WHAT IS REQUIRED
Return all lines that include the string "Curry".

GIVEN DATA
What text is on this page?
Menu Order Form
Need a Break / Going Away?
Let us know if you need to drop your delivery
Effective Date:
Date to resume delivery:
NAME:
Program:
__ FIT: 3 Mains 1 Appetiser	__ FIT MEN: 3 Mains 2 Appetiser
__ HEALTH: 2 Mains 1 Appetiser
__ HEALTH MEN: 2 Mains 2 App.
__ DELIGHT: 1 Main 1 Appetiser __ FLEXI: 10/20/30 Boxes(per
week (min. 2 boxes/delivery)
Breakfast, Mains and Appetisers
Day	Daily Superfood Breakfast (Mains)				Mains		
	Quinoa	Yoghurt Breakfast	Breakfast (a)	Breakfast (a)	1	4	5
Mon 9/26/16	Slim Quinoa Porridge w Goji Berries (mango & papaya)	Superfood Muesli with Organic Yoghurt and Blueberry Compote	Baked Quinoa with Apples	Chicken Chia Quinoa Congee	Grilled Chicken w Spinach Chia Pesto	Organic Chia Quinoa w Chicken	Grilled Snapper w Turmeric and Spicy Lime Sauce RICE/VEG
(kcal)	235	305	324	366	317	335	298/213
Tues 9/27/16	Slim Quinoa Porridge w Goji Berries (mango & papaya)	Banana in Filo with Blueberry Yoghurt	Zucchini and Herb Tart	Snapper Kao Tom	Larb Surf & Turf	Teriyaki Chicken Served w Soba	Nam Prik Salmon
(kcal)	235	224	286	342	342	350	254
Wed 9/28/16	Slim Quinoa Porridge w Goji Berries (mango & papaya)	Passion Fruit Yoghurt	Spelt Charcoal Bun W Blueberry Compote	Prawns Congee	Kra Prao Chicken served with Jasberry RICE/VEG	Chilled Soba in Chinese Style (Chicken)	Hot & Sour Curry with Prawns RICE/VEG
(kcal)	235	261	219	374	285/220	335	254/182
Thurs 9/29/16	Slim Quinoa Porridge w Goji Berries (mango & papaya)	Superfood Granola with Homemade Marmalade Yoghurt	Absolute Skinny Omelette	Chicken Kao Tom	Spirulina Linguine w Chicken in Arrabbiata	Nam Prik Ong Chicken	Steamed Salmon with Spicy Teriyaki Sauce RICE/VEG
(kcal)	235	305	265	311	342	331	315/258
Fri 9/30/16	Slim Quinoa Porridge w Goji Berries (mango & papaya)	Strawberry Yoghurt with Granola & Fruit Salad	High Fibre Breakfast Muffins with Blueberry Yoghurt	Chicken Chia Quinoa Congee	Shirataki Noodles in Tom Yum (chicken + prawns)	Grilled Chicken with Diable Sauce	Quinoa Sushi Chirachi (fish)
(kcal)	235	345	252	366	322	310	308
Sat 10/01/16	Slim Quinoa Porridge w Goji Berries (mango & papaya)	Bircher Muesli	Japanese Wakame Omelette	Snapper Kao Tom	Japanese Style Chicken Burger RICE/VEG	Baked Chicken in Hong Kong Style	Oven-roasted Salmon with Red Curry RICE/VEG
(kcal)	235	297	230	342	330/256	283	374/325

WORKED ANSWER
Wed 9/28/16	Slim Quinoa Porridge w Goji Berries (mango & papaya)	Passion Fruit Yoghurt	Spelt Charcoal Bun W Blueberry Compote	Prawns Congee	Kra Prao Chicken served with Jasberry RICE/VEG	Chilled Soba in Chinese Style (Chicken)	Hot & Sour Curry with Prawns RICE/VEG
Sat 10/01/16	Slim Quinoa Porridge w Goji Berries (mango & papaya)	Bircher Muesli	Japanese Wakame Omelette	Snapper Kao Tom	Japanese Style Chicken Burger RICE/VEG	Baked Chicken in Hong Kong Style	Oven-roasted Salmon with Red Curry RICE/VEG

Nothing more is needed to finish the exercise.